Task goal: Images do not belong in the copy. Retype all the entries below exactly.

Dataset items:
* * * * * * * * *

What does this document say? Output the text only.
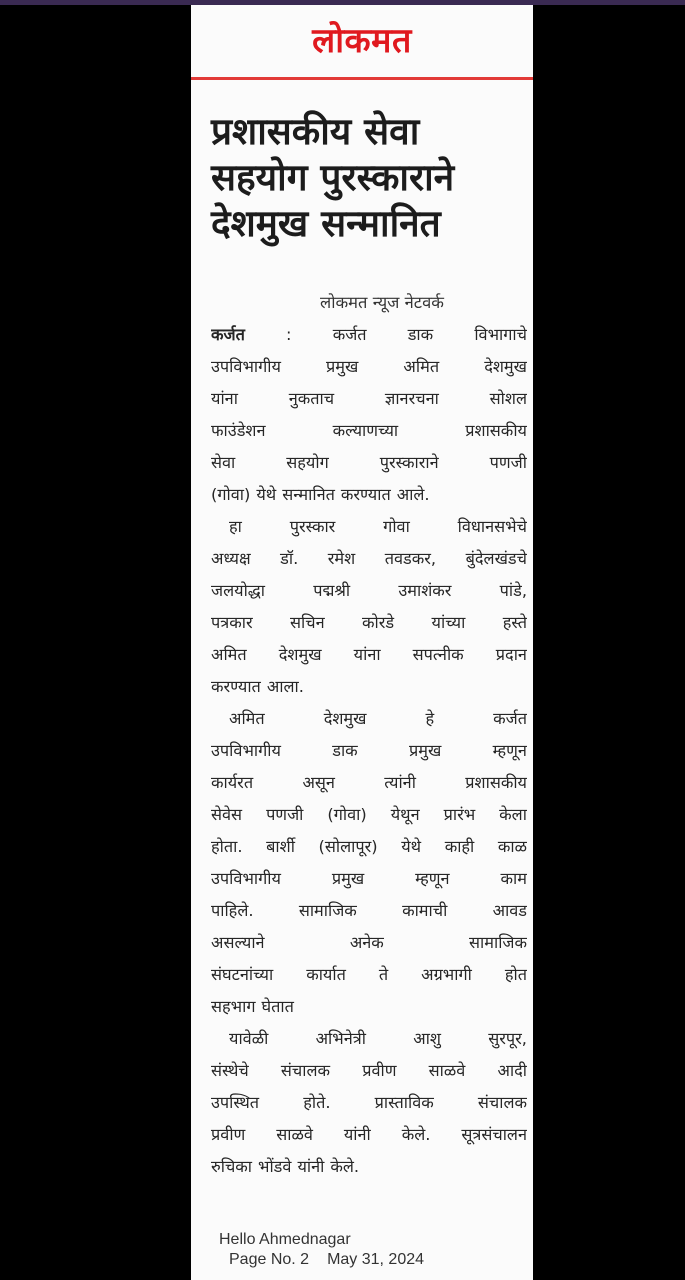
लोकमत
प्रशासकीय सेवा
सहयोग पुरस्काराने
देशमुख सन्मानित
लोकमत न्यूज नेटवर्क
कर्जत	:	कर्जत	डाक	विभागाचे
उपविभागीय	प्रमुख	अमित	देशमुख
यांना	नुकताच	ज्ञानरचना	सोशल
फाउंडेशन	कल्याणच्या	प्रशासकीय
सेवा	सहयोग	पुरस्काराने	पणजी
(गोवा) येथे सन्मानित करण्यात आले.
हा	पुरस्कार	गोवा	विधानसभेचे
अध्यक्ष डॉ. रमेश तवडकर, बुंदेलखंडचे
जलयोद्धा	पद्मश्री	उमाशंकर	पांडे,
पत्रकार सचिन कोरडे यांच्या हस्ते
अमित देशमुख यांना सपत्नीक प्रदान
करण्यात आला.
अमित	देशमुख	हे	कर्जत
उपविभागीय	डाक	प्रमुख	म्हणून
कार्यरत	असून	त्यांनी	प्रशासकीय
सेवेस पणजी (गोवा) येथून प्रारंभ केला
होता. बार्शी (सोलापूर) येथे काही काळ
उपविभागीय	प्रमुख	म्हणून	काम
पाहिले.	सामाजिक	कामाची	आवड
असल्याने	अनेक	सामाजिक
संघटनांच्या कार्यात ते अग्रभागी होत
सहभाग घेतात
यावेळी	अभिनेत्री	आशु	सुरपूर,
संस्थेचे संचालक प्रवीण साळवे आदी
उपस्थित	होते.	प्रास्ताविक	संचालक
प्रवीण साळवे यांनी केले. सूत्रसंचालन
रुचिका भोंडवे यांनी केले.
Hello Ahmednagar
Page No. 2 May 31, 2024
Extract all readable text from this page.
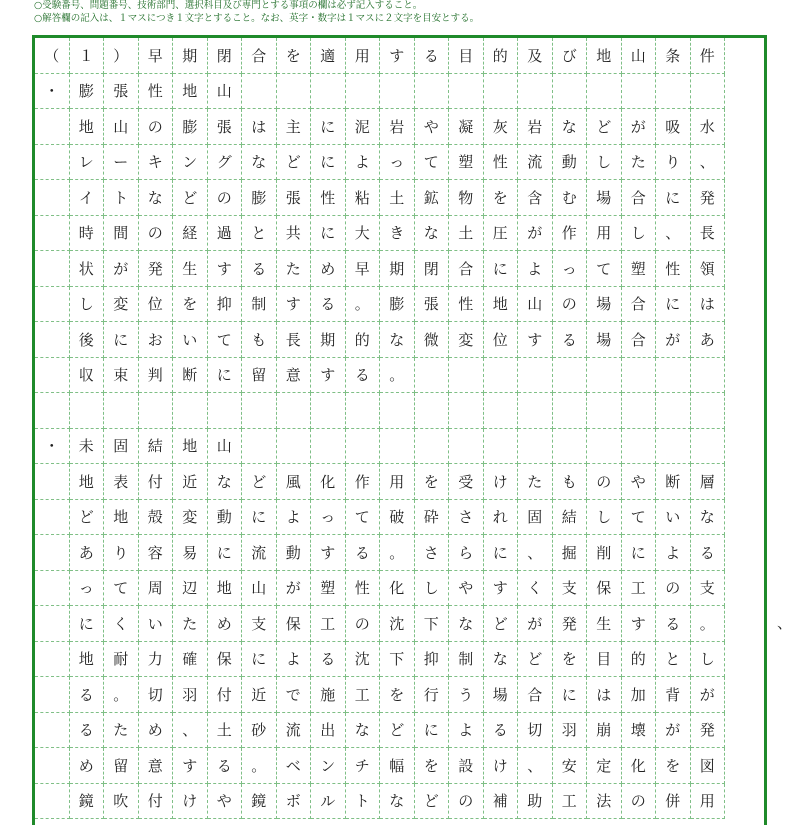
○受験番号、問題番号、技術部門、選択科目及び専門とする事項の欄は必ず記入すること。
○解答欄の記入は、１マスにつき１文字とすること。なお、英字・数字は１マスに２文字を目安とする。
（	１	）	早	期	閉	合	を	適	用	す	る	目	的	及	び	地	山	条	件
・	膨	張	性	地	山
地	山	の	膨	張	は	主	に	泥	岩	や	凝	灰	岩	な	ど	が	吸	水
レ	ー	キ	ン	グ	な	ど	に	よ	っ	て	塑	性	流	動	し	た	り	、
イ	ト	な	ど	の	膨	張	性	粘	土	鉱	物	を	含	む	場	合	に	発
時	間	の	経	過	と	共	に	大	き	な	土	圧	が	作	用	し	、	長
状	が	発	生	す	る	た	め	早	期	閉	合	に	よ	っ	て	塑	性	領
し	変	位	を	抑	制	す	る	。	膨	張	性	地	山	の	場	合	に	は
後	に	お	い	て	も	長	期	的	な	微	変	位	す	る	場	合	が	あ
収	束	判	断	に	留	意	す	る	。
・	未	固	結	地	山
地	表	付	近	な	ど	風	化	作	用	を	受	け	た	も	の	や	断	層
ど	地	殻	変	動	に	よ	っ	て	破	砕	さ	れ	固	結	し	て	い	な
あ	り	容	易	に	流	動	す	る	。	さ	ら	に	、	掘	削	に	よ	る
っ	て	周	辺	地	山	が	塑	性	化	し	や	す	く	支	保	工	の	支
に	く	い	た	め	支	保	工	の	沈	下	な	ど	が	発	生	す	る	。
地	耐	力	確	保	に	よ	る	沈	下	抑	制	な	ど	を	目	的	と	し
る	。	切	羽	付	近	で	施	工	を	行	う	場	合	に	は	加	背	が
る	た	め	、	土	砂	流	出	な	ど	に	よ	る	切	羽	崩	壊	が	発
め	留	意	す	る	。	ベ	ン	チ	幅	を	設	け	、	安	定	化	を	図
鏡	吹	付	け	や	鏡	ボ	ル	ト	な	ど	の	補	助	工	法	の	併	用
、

* * * * * * * * *

Finished answer:
What does this document say? Output the text only.
लोकमत
प्रशासकीय सेवा
सहयोग पुरस्काराने
देशमुख सन्मानित
लोकमत न्यूज नेटवर्क
कर्जत	:	कर्जत	डाक	विभागाचे
उपविभागीय	प्रमुख	अमित	देशमुख
यांना	नुकताच	ज्ञानरचना	सोशल
फाउंडेशन	कल्याणच्या	प्रशासकीय
सेवा	सहयोग	पुरस्काराने	पणजी
(गोवा) येथे सन्मानित करण्यात आले.
हा	पुरस्कार	गोवा	विधानसभेचे
अध्यक्ष डॉ. रमेश तवडकर, बुंदेलखंडचे
जलयोद्धा	पद्मश्री	उमाशंकर	पांडे,
पत्रकार सचिन कोरडे यांच्या हस्ते
अमित देशमुख यांना सपत्नीक प्रदान
करण्यात आला.
अमित	देशमुख	हे	कर्जत
उपविभागीय	डाक	प्रमुख	म्हणून
कार्यरत	असून	त्यांनी	प्रशासकीय
सेवेस पणजी (गोवा) येथून प्रारंभ केला
होता. बार्शी (सोलापूर) येथे काही काळ
उपविभागीय	प्रमुख	म्हणून	काम
पाहिले.	सामाजिक	कामाची	आवड
असल्याने	अनेक	सामाजिक
संघटनांच्या कार्यात ते अग्रभागी होत
सहभाग घेतात
यावेळी	अभिनेत्री	आशु	सुरपूर,
संस्थेचे संचालक प्रवीण साळवे आदी
उपस्थित	होते.	प्रास्ताविक	संचालक
प्रवीण साळवे यांनी केले. सूत्रसंचालन
रुचिका भोंडवे यांनी केले.
Hello Ahmednagar
Page No. 2 May 31, 2024
Extract all readable text from this page.
○受験番号、問題番号、技術部門、選択科目及び専門とする事項の欄は必ず記入すること。
○解答欄の記入は、１マスにつき１文字とすること。なお、英字・数字は１マスに２文字を目安とする。
（	１	）	早	期	閉	合	を	適	用	す	る	目	的	及	び	地	山	条	件
・	膨	張	性	地	山
地	山	の	膨	張	は	主	に	泥	岩	や	凝	灰	岩	な	ど	が	吸	水
レ	ー	キ	ン	グ	な	ど	に	よ	っ	て	塑	性	流	動	し	た	り	、
イ	ト	な	ど	の	膨	張	性	粘	土	鉱	物	を	含	む	場	合	に	発
時	間	の	経	過	と	共	に	大	き	な	土	圧	が	作	用	し	、	長
状	が	発	生	す	る	た	め	早	期	閉	合	に	よ	っ	て	塑	性	領
し	変	位	を	抑	制	す	る	。	膨	張	性	地	山	の	場	合	に	は
後	に	お	い	て	も	長	期	的	な	微	変	位	す	る	場	合	が	あ
収	束	判	断	に	留	意	す	る	。
・	未	固	結	地	山
地	表	付	近	な	ど	風	化	作	用	を	受	け	た	も	の	や	断	層
ど	地	殻	変	動	に	よ	っ	て	破	砕	さ	れ	固	結	し	て	い	な
あ	り	容	易	に	流	動	す	る	。	さ	ら	に	、	掘	削	に	よ	る
っ	て	周	辺	地	山	が	塑	性	化	し	や	す	く	支	保	工	の	支
に	く	い	た	め	支	保	工	の	沈	下	な	ど	が	発	生	す	る	。
地	耐	力	確	保	に	よ	る	沈	下	抑	制	な	ど	を	目	的	と	し
る	。	切	羽	付	近	で	施	工	を	行	う	場	合	に	は	加	背	が
る	た	め	、	土	砂	流	出	な	ど	に	よ	る	切	羽	崩	壊	が	発
め	留	意	す	る	。	ベ	ン	チ	幅	を	設	け	、	安	定	化	を	図
鏡	吹	付	け	や	鏡	ボ	ル	ト	な	ど	の	補	助	工	法	の	併	用
、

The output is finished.